### GOAL OF THE EXERCISE:
Answer with one number only: the number of lines that include the word "JSON".

### SUPPLIED MATERIAL:
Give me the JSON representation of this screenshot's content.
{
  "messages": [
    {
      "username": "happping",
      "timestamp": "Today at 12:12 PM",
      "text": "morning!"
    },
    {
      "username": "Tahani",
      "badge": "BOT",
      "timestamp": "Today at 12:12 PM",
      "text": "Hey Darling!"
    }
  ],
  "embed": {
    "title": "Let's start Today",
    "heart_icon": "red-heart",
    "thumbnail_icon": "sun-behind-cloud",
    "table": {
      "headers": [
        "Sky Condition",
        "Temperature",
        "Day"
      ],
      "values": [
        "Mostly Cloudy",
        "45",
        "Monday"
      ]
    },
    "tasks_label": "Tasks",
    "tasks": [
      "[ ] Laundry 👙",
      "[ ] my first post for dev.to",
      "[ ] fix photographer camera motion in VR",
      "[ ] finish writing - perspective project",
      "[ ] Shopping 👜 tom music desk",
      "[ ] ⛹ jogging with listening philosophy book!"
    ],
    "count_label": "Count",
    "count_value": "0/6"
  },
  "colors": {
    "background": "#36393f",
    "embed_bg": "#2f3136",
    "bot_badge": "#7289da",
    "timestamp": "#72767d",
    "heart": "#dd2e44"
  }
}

...

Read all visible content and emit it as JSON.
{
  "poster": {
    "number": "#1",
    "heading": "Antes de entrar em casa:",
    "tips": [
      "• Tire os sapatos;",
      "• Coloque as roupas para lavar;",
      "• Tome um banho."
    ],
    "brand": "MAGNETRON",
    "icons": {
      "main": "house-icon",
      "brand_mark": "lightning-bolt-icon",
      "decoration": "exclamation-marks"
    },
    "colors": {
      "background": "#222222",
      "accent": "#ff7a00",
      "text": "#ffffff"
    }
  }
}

### ANSWER IN FULL:
2